GIVEN DATA:
┌──

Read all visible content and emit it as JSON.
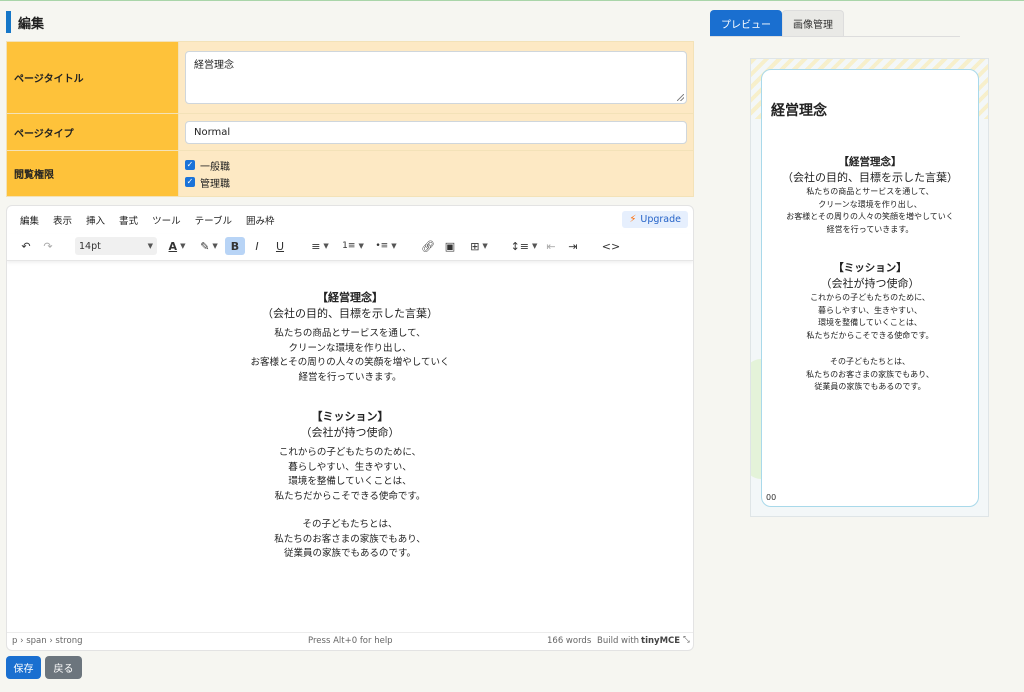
{
  "section_title": "編集",
  "form": {
    "page_title_label": "ページタイトル",
    "page_title_value": "経営理念",
    "page_type_label": "ページタイプ",
    "page_type_value": "Normal",
    "access_label": "閲覧権限",
    "access_options": [
      {
        "label": "一般職",
        "checked": true
      },
      {
        "label": "管理職",
        "checked": true
      }
    ]
  },
  "editor": {
    "menu": [
      "編集",
      "表示",
      "挿入",
      "書式",
      "ツール",
      "テーブル",
      "囲み枠"
    ],
    "upgrade_label": "Upgrade",
    "font_size": "14pt",
    "content": {
      "h1": "【経営理念】",
      "sub1": "（会社の目的、目標を示した言葉）",
      "body1": [
        "私たちの商品とサービスを通して、",
        "クリーンな環境を作り出し、",
        "お客様とその周りの人々の笑顔を増やしていく",
        "経営を行っていきます。"
      ],
      "h2": "【ミッション】",
      "sub2": "（会社が持つ使命）",
      "body2": [
        "これからの子どもたちのために、",
        "暮らしやすい、生きやすい、",
        "環境を整備していくことは、",
        "私たちだからこそできる使命です。"
      ],
      "body3": [
        "その子どもたちとは、",
        "私たちのお客さまの家族でもあり、",
        "従業員の家族でもあるのです。"
      ]
    },
    "status": {
      "path": "p › span › strong",
      "help": "Press Alt+0 for help",
      "words": "166 words",
      "build_with": "Build with",
      "brand": "tinyMCE"
    }
  },
  "buttons": {
    "save": "保存",
    "back": "戻る"
  },
  "tabs": {
    "preview": "プレビュー",
    "images": "画像管理"
  },
  "preview": {
    "title": "経営理念",
    "page_number": "00"
  },
  "colors": {
    "accent": "#1a6fd0",
    "label_bg": "#fec23a",
    "value_bg": "#fde9c4"
  }
}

└──

TASK DETAILS: Locate the lines above that hold the word "content". Show every one of them.

IN RESPONSE:
Read all visible content and emit it as JSON.
    "content": {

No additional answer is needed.